** Begin **
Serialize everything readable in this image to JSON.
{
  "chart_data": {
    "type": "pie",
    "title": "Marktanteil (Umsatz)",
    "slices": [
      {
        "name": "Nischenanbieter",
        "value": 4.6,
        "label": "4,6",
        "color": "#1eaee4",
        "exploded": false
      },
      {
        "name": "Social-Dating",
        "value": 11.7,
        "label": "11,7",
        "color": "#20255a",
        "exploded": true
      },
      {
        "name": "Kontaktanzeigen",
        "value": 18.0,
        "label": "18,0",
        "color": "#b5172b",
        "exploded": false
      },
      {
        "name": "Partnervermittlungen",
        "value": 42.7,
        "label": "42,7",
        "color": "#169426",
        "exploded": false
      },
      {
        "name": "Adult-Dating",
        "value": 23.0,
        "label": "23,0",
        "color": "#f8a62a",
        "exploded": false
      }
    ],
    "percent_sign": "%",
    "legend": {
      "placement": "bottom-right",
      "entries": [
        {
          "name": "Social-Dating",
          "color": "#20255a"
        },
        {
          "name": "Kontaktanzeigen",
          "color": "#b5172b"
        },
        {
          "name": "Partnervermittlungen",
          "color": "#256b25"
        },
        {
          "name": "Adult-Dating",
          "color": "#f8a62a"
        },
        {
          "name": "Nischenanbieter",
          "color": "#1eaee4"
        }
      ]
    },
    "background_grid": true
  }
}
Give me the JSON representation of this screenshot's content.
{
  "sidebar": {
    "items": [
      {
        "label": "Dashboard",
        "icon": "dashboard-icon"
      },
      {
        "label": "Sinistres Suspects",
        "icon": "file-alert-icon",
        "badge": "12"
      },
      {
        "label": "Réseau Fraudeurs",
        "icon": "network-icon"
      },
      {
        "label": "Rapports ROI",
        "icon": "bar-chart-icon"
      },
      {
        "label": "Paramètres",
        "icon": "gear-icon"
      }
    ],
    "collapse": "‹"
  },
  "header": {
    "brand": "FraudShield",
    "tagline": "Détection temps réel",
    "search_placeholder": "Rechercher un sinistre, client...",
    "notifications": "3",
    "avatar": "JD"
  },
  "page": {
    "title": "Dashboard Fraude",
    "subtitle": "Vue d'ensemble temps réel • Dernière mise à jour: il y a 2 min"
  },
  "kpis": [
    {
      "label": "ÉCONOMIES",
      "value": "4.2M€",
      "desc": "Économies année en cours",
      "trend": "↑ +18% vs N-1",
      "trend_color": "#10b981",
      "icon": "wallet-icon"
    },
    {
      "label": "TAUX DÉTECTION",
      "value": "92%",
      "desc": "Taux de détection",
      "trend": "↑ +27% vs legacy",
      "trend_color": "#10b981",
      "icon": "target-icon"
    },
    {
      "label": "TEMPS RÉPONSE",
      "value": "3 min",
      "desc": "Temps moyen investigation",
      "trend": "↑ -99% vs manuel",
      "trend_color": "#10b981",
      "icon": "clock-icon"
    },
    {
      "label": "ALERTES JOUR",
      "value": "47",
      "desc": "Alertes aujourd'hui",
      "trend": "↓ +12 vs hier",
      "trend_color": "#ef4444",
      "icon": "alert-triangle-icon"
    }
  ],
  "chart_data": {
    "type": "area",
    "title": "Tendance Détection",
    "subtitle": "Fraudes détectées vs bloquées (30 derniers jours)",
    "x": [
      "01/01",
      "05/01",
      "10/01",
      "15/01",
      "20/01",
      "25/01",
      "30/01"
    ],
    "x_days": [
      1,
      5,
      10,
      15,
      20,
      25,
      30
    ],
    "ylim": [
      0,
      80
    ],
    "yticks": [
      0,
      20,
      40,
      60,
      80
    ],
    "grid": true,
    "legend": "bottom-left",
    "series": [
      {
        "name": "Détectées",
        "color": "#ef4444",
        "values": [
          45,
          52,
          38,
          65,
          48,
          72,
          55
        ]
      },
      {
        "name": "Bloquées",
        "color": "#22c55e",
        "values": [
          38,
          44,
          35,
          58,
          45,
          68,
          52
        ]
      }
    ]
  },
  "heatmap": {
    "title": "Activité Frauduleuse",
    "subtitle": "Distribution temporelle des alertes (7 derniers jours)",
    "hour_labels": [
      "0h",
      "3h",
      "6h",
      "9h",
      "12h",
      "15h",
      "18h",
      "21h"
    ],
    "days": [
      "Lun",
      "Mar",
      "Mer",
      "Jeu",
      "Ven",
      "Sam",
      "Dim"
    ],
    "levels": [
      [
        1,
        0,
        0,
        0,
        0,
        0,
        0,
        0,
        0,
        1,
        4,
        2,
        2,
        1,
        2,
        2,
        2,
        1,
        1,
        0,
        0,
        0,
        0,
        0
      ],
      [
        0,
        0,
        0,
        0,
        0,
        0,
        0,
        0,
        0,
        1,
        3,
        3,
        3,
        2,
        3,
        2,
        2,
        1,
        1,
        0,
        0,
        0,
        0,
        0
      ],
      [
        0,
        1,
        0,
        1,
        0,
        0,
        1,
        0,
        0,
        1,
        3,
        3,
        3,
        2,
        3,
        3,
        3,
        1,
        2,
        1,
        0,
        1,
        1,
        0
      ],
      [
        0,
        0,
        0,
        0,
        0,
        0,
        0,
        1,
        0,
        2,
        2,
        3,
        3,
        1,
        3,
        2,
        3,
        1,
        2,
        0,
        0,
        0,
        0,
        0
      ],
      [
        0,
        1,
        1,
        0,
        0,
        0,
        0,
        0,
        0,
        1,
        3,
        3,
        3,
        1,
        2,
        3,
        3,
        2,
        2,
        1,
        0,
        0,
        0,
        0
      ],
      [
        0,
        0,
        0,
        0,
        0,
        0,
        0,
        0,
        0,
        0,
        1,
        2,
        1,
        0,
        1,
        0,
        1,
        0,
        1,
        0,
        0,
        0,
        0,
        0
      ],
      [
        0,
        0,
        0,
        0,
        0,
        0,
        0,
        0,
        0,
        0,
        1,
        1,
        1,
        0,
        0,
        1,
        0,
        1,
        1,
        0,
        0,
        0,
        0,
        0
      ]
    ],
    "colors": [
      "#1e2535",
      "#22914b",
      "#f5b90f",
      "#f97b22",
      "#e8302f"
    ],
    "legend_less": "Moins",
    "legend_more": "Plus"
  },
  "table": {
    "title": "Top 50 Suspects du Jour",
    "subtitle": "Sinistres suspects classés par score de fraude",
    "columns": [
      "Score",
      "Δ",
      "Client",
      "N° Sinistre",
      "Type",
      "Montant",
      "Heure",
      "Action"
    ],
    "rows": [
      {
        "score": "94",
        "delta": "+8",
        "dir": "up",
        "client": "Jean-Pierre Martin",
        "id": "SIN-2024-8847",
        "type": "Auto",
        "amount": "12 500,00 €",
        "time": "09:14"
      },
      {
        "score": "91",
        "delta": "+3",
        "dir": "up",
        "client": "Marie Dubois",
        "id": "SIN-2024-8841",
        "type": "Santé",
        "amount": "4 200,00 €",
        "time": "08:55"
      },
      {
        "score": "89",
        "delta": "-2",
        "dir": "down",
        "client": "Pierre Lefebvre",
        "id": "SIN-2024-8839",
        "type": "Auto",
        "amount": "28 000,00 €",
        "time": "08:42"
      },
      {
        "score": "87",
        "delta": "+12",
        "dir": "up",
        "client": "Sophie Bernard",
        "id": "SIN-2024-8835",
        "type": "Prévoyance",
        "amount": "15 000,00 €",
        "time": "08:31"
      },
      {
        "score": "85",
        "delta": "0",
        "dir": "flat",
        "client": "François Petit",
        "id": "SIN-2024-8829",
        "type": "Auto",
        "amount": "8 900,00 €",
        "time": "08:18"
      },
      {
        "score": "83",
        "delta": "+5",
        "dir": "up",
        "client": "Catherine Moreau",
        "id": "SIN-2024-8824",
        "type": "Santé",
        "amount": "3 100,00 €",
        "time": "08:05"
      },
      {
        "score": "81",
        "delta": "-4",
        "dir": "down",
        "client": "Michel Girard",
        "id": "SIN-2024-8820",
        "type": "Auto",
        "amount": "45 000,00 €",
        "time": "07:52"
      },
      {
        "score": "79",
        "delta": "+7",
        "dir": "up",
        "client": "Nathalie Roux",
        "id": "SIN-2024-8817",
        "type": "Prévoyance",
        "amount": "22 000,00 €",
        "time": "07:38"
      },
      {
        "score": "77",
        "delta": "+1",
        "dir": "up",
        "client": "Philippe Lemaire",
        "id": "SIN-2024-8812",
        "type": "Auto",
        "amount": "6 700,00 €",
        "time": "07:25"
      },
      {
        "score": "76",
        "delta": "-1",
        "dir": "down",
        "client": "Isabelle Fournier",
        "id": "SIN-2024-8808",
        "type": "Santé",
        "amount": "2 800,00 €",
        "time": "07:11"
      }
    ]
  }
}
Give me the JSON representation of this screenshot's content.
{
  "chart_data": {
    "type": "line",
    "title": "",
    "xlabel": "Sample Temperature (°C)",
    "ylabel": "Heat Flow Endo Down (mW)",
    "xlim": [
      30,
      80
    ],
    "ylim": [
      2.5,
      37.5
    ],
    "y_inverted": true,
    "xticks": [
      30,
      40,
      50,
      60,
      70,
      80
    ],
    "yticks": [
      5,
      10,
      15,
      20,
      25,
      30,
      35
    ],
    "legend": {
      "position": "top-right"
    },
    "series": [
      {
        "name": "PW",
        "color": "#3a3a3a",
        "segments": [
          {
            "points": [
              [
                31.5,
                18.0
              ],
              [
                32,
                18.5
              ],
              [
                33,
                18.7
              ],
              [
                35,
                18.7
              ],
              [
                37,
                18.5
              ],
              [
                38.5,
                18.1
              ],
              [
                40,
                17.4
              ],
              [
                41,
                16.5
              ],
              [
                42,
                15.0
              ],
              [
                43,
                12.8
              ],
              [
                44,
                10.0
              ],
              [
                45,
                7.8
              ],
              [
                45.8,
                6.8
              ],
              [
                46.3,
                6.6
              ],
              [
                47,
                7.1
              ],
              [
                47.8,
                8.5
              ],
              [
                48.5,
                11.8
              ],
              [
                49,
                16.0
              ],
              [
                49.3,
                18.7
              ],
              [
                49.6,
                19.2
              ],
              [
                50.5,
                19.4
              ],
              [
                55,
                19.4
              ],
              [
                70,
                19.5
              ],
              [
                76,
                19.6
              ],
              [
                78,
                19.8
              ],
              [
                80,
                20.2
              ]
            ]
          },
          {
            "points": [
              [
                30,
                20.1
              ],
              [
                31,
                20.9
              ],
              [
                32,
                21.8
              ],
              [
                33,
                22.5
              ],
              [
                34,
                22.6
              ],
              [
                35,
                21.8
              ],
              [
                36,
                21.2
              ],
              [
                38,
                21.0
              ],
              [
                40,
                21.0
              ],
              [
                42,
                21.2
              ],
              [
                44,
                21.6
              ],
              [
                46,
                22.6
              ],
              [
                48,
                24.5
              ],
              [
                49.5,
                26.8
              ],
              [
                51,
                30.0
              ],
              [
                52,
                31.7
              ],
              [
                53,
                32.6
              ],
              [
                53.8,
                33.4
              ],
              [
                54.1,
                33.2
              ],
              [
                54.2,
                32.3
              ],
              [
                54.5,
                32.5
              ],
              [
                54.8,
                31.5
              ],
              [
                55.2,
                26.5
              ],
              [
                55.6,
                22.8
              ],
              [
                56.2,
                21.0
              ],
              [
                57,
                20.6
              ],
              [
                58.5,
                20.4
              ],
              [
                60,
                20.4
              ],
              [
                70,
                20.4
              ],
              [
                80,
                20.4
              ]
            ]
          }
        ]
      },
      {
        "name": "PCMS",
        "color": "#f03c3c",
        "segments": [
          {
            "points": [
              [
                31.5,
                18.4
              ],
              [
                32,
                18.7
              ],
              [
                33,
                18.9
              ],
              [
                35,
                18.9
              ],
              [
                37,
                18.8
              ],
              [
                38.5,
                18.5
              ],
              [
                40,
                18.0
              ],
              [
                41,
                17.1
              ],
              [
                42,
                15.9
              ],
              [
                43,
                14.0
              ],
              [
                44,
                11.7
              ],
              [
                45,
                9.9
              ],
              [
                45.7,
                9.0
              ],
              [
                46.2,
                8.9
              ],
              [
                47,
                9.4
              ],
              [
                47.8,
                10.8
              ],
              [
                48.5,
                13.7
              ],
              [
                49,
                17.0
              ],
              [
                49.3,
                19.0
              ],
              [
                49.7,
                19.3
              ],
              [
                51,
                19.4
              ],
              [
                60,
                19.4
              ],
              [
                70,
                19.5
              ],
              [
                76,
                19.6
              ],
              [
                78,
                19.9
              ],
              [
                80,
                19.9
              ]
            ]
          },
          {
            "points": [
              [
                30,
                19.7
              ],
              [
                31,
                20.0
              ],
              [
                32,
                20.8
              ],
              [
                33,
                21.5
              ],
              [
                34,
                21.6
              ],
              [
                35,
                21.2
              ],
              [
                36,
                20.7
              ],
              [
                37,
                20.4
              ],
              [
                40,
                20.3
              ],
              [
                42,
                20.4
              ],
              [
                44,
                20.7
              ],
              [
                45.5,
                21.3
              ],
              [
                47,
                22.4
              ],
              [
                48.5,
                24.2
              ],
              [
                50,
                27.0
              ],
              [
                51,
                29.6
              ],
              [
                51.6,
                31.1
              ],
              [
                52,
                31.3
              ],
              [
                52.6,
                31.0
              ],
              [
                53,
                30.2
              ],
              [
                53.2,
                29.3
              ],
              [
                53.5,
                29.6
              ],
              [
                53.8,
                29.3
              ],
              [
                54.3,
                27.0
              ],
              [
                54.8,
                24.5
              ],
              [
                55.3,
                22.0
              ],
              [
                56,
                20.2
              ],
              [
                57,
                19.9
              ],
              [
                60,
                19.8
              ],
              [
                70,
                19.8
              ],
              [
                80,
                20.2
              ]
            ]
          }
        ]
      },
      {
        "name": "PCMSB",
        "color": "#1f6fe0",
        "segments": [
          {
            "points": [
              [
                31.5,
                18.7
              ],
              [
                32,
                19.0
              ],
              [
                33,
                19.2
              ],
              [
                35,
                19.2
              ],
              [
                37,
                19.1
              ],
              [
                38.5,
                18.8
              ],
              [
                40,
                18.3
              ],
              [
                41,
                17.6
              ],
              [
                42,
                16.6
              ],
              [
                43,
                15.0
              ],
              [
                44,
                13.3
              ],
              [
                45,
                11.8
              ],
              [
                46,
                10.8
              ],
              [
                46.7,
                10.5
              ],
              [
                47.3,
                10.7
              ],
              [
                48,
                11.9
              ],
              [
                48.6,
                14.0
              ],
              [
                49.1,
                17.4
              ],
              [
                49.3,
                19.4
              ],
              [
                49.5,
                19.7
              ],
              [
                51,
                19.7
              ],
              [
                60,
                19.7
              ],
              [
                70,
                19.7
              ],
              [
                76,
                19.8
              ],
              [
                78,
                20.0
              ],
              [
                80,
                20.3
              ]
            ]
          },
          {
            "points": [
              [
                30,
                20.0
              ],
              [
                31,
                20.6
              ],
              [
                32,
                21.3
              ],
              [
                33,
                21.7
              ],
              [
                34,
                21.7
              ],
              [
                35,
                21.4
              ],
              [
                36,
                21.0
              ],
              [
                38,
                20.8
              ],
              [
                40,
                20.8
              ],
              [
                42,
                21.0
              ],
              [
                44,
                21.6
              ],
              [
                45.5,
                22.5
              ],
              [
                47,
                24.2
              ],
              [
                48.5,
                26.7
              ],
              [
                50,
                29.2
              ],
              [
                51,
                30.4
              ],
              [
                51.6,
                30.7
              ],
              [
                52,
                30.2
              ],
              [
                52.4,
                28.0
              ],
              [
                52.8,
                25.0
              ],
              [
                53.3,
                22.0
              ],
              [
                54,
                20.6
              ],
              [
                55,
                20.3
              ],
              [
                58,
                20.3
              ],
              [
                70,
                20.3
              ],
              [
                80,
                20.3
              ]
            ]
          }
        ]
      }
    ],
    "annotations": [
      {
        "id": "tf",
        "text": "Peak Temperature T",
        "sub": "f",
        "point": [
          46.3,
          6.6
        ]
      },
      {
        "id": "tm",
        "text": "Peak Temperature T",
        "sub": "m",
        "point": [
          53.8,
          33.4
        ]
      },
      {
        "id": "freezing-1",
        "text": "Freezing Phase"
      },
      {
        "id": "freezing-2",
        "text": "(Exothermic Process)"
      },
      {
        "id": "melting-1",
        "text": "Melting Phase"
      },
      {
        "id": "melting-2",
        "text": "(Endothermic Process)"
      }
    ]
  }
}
** End **
## AIM:
Copy each line above that contains the word "text".

## SOLVED PROBLEM:
        "text": "Peak Temperature T",
        "text": "Peak Temperature T",
        "text": "Freezing Phase"
        "text": "(Exothermic Process)"
        "text": "Melting Phase"
        "text": "(Endothermic Process)"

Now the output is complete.